What this exercise asks |
A. Answer these questions using the letter on osteopontin and Th17 cells.
(i) Which two OPN receptors were specifically involved in the effect on Th17 differentiation?
(ii) Production of which cytokine was required for CD44-mediated Th17 differentiation?
(iii) Did expression levels of the 3 receptors differ between RA patients and healthy controls?
B. Carry on the letter on osteopontin and Th17 differentiation from its final sentence.

To the Editor:

Aberrant osteopontin (OPN) production has been thought to play an important role in the pathogenesis of rheumatoid arthritis (RA) (1, 2). Recently, Chen et al (3) reported that OPN can directly influence Th17 differentiation. The effect was mediated through a mechanism that was independent of the interleukin-6 (IL-6)/STAT-3 pathway and specifically involved OPN receptors CD44 and CD29 (subunit β1) but not CD51 (subunit αv), as shown by fluorescence-activated cell sorting analysis of CD4+ T cells from healthy individuals. In parallel, production of IL-17, but not of IL-6, was significantly decreased in cultures to which antibodies to CD44 or CD29 were added. The data also showed that IL-1β production was required for CD44-mediated Th17 differentiation. Additionally, expression levels of the 3 receptors did not differ between RA patients and healthy controls (3).

[Data entries]
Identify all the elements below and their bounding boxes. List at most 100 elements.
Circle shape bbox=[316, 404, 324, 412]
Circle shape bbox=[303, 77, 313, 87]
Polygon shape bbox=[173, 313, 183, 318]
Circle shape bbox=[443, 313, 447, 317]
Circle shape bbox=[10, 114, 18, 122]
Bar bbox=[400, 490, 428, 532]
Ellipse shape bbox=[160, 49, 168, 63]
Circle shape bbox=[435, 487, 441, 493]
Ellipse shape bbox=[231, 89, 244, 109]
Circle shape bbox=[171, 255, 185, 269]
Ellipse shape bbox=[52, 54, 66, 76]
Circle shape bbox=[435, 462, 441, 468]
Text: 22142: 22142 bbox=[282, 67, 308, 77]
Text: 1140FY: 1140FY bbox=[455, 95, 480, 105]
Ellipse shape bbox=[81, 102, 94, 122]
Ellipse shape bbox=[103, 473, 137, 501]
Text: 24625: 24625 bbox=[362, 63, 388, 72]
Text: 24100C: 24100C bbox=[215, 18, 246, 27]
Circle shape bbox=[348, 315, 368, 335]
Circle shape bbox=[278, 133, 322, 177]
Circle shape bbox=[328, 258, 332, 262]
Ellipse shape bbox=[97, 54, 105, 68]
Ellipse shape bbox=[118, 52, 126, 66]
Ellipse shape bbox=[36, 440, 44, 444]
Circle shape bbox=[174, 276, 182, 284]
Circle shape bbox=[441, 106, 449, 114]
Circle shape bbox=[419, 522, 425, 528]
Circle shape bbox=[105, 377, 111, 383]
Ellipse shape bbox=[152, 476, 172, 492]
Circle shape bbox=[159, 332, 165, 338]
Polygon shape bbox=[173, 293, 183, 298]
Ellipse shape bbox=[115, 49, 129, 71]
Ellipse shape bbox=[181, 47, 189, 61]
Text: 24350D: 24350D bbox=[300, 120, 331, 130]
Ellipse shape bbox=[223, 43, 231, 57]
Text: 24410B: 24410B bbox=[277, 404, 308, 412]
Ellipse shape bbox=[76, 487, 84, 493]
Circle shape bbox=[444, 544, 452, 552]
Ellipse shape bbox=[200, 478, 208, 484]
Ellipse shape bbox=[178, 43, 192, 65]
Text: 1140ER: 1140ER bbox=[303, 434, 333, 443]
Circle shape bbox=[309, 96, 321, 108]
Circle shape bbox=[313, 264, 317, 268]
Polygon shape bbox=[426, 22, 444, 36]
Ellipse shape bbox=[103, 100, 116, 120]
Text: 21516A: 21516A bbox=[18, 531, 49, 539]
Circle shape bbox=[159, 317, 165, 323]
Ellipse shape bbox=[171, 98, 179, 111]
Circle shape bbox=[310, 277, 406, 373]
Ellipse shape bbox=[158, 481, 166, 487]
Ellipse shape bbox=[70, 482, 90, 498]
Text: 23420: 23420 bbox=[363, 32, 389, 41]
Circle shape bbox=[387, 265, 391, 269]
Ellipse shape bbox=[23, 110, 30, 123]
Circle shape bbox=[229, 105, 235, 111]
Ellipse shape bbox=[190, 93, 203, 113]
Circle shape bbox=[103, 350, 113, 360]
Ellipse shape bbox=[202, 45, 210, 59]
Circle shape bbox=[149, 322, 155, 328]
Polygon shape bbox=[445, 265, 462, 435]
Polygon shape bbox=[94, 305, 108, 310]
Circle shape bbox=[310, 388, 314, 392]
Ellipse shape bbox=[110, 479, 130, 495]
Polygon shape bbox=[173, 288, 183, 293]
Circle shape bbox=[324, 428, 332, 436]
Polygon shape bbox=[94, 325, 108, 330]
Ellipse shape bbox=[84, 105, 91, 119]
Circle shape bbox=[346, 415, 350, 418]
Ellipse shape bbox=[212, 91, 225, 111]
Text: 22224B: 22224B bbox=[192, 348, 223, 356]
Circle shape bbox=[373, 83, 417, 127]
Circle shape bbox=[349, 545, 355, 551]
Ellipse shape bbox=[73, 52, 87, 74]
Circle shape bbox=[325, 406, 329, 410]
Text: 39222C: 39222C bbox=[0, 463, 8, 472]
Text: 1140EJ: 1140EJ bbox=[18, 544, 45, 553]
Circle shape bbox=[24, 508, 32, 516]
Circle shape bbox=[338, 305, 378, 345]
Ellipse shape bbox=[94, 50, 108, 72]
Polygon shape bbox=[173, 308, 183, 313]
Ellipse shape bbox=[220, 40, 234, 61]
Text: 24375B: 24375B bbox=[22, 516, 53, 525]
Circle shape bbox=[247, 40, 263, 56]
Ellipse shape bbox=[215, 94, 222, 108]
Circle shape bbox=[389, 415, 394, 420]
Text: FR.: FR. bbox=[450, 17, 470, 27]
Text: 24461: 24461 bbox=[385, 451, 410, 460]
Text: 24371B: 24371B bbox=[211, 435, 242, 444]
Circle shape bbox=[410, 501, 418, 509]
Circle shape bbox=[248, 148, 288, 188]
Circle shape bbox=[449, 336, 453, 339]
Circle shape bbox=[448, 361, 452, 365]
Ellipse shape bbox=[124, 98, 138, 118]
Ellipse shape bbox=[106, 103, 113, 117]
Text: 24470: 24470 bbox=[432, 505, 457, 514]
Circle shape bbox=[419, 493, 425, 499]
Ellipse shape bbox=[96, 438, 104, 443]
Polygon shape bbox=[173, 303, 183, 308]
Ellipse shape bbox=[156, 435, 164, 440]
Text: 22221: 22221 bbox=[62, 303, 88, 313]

Answers to the exercise |
A.
(i) CD44 and CD29 (subunit β1)
(ii) IL-1β
(iii) No

B.
However, the available data seem to be controversial. A previous study by Murugaiyan et al (4) demonstrated increased expression of OPN receptors (CD44, αv, β3, and β1) on T cells, and OPN induced IL-17 production by CD4+ T cells via the β3 integrin receptor, but not others, in experimental autoimmune encephalomyelitis. In addition, the data indicated that OPN can inhibit IL-10 expression via CD44 (4). This inconsistency may be attributed in part to the different models or experimental conditions used. However, Chen et al also reported that interferon-γ (IFNγ) production was not affected by OPN in CD4+ T cells purified from peripheral blood mononuclear cells from healthy individuals (3). In contrast, Murugaiyan and colleagues showed that induction of IFNγ was inhibited by a blocking antibody to the β3 integrin subunit. This was further confirmed by using β3 integrin–deficient mice, and T cells from these mice were nonresponsive to OPN stimulation. Moreover, recombinant mouse OPN also increased IFNγ production in normal human subjects (4).

Further studies are needed to clarify the precise mechanisms by which OPN exerts effects in RA. A better understanding of this aspect of the disease pathogenesis may be of benefit in the development of novel therapeutic strategies for autoimmune diseases.

  • 1
    Fan K, Dai J, Wang H, Wei H, Cao Z, Hou S, et al. Treatment of collagen-induced arthritis with an anti-osteopontin monoclonal antibody through promotion of apoptosis of both murine and human activated T cells. Arthritis Rheum 2008; 58: 204152.
  • 2
    Zheng W, Li R, Pan H, He D, Xu R, Guo TB, et al. Role of osteopontin in induction of monocyte chemoattractant protein 1 and macrophage inflammatory protein 1β through the NF-κB and MAPK pathways in rheumatoid arthritis. Arthritis Rheum 2009; 60: 195765.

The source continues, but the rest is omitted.